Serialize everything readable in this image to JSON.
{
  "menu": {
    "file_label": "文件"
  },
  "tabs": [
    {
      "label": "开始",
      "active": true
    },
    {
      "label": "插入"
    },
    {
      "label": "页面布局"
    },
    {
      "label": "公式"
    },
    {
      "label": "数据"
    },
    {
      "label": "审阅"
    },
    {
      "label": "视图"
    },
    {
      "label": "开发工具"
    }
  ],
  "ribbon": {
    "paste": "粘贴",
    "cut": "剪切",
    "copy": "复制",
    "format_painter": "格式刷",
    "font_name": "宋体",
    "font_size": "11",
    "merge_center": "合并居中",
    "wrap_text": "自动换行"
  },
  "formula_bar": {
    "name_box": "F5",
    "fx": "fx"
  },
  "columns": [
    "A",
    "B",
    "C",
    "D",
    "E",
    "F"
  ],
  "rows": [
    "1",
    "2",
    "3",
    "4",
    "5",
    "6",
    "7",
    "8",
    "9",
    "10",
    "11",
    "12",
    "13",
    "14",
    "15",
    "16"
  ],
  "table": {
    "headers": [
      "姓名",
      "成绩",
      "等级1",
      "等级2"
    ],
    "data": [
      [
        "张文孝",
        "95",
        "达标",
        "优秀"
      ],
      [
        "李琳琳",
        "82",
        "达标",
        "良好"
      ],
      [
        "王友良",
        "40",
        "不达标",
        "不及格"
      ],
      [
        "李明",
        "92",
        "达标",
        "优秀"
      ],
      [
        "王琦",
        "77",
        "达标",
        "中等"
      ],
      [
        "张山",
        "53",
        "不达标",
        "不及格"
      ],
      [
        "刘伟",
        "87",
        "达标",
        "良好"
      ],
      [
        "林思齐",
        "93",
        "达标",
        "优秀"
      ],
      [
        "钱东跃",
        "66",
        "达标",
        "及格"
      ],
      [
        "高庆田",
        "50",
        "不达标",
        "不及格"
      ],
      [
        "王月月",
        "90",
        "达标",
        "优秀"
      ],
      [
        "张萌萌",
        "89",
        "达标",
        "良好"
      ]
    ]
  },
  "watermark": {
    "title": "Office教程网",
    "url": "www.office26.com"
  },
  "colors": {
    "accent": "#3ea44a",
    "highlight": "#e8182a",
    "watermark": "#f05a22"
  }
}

--------

_CHALLENGE_
Set down the listing above in full, please, exactly as it appears.

_EXPECTED ANSWER_
Serialize everything readable in this image to JSON.
{
  "menu": {
    "file_label": "文件"
  },
  "tabs": [
    {
      "label": "开始",
      "active": true
    },
    {
      "label": "插入"
    },
    {
      "label": "页面布局"
    },
    {
      "label": "公式"
    },
    {
      "label": "数据"
    },
    {
      "label": "审阅"
    },
    {
      "label": "视图"
    },
    {
      "label": "开发工具"
    }
  ],
  "ribbon": {
    "paste": "粘贴",
    "cut": "剪切",
    "copy": "复制",
    "format_painter": "格式刷",
    "font_name": "宋体",
    "font_size": "11",
    "merge_center": "合并居中",
    "wrap_text": "自动换行"
  },
  "formula_bar": {
    "name_box": "F5",
    "fx": "fx"
  },
  "columns": [
    "A",
    "B",
    "C",
    "D",
    "E",
    "F"
  ],
  "rows": [
    "1",
    "2",
    "3",
    "4",
    "5",
    "6",
    "7",
    "8",
    "9",
    "10",
    "11",
    "12",
    "13",
    "14",
    "15",
    "16"
  ],
  "table": {
    "headers": [
      "姓名",
      "成绩",
      "等级1",
      "等级2"
    ],
    "data": [
      [
        "张文孝",
        "95",
        "达标",
        "优秀"
      ],
      [
        "李琳琳",
        "82",
        "达标",
        "良好"
      ],
      [
        "王友良",
        "40",
        "不达标",
        "不及格"
      ],
      [
        "李明",
        "92",
        "达标",
        "优秀"
      ],
      [
        "王琦",
        "77",
        "达标",
        "中等"
      ],
      [
        "张山",
        "53",
        "不达标",
        "不及格"
      ],
      [
        "刘伟",
        "87",
        "达标",
        "良好"
      ],
      [
        "林思齐",
        "93",
        "达标",
        "优秀"
      ],
      [
        "钱东跃",
        "66",
        "达标",
        "及格"
      ],
      [
        "高庆田",
        "50",
        "不达标",
        "不及格"
      ],
      [
        "王月月",
        "90",
        "达标",
        "优秀"
      ],
      [
        "张萌萌",
        "89",
        "达标",
        "良好"
      ]
    ]
  },
  "watermark": {
    "title": "Office教程网",
    "url": "www.office26.com"
  },
  "colors": {
    "accent": "#3ea44a",
    "highlight": "#e8182a",
    "watermark": "#f05a22"
  }
}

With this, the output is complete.